> [DO THIS]:
Write out the data below in full. Keep it exact.

> [AVAILABLE DATA]:
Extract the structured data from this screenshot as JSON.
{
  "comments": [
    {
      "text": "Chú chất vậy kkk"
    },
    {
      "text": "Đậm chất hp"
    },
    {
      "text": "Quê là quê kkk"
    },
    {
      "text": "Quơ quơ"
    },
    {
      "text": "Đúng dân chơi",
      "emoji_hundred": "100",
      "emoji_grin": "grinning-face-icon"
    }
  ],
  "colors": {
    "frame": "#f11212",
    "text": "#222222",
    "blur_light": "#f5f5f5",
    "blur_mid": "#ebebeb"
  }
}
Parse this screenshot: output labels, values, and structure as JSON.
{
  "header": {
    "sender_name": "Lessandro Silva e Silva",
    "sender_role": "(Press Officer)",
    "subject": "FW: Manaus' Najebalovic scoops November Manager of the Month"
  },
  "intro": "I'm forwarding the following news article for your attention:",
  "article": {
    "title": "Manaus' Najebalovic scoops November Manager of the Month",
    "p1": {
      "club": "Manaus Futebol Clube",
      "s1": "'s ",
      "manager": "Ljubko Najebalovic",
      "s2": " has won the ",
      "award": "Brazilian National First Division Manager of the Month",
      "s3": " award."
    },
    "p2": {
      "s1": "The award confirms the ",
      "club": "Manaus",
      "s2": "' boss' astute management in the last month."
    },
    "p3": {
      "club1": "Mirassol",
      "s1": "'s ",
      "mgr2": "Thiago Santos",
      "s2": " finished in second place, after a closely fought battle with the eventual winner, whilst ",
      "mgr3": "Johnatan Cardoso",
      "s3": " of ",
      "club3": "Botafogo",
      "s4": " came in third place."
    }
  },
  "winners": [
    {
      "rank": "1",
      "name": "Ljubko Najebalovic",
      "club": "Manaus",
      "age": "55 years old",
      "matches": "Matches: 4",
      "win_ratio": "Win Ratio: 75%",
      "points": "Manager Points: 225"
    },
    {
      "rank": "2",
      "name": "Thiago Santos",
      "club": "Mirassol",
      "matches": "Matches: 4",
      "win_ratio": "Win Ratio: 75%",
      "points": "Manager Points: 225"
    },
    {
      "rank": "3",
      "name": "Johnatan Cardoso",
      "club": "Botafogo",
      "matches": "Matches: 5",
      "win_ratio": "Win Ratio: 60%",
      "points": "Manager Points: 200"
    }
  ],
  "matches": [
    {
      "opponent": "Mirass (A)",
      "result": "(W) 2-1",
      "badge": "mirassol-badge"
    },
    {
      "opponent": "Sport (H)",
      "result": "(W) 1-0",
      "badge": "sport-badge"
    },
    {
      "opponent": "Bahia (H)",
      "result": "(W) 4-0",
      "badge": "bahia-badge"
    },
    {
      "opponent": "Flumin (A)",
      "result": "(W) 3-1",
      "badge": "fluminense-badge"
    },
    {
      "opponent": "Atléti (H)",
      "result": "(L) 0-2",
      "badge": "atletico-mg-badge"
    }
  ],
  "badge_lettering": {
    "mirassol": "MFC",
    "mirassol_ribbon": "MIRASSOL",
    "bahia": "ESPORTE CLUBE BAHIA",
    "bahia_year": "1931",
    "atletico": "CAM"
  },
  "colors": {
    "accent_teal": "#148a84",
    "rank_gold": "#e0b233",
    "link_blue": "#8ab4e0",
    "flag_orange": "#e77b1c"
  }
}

> [SOLUTION FOR THIS EXERCISE]:
Extract the structured data from this screenshot as JSON.
{
  "comments": [
    {
      "text": "Chú chất vậy kkk"
    },
    {
      "text": "Đậm chất hp"
    },
    {
      "text": "Quê là quê kkk"
    },
    {
      "text": "Quơ quơ"
    },
    {
      "text": "Đúng dân chơi",
      "emoji_hundred": "100",
      "emoji_grin": "grinning-face-icon"
    }
  ],
  "colors": {
    "frame": "#f11212",
    "text": "#222222",
    "blur_light": "#f5f5f5",
    "blur_mid": "#ebebeb"
  }
}
Parse this screenshot: output labels, values, and structure as JSON.
{
  "header": {
    "sender_name": "Lessandro Silva e Silva",
    "sender_role": "(Press Officer)",
    "subject": "FW: Manaus' Najebalovic scoops November Manager of the Month"
  },
  "intro": "I'm forwarding the following news article for your attention:",
  "article": {
    "title": "Manaus' Najebalovic scoops November Manager of the Month",
    "p1": {
      "club": "Manaus Futebol Clube",
      "s1": "'s ",
      "manager": "Ljubko Najebalovic",
      "s2": " has won the ",
      "award": "Brazilian National First Division Manager of the Month",
      "s3": " award."
    },
    "p2": {
      "s1": "The award confirms the ",
      "club": "Manaus",
      "s2": "' boss' astute management in the last month."
    },
    "p3": {
      "club1": "Mirassol",
      "s1": "'s ",
      "mgr2": "Thiago Santos",
      "s2": " finished in second place, after a closely fought battle with the eventual winner, whilst ",
      "mgr3": "Johnatan Cardoso",
      "s3": " of ",
      "club3": "Botafogo",
      "s4": " came in third place."
    }
  },
  "winners": [
    {
      "rank": "1",
      "name": "Ljubko Najebalovic",
      "club": "Manaus",
      "age": "55 years old",
      "matches": "Matches: 4",
      "win_ratio": "Win Ratio: 75%",
      "points": "Manager Points: 225"
    },
    {
      "rank": "2",
      "name": "Thiago Santos",
      "club": "Mirassol",
      "matches": "Matches: 4",
      "win_ratio": "Win Ratio: 75%",
      "points": "Manager Points: 225"
    },
    {
      "rank": "3",
      "name": "Johnatan Cardoso",
      "club": "Botafogo",
      "matches": "Matches: 5",
      "win_ratio": "Win Ratio: 60%",
      "points": "Manager Points: 200"
    }
  ],
  "matches": [
    {
      "opponent": "Mirass (A)",
      "result": "(W) 2-1",
      "badge": "mirassol-badge"
    },
    {
      "opponent": "Sport (H)",
      "result": "(W) 1-0",
      "badge": "sport-badge"
    },
    {
      "opponent": "Bahia (H)",
      "result": "(W) 4-0",
      "badge": "bahia-badge"
    },
    {
      "opponent": "Flumin (A)",
      "result": "(W) 3-1",
      "badge": "fluminense-badge"
    },
    {
      "opponent": "Atléti (H)",
      "result": "(L) 0-2",
      "badge": "atletico-mg-badge"
    }
  ],
  "badge_lettering": {
    "mirassol": "MFC",
    "mirassol_ribbon": "MIRASSOL",
    "bahia": "ESPORTE CLUBE BAHIA",
    "bahia_year": "1931",
    "atletico": "CAM"
  },
  "colors": {
    "accent_teal": "#148a84",
    "rank_gold": "#e0b233",
    "link_blue": "#8ab4e0",
    "flag_orange": "#e77b1c"
  }
}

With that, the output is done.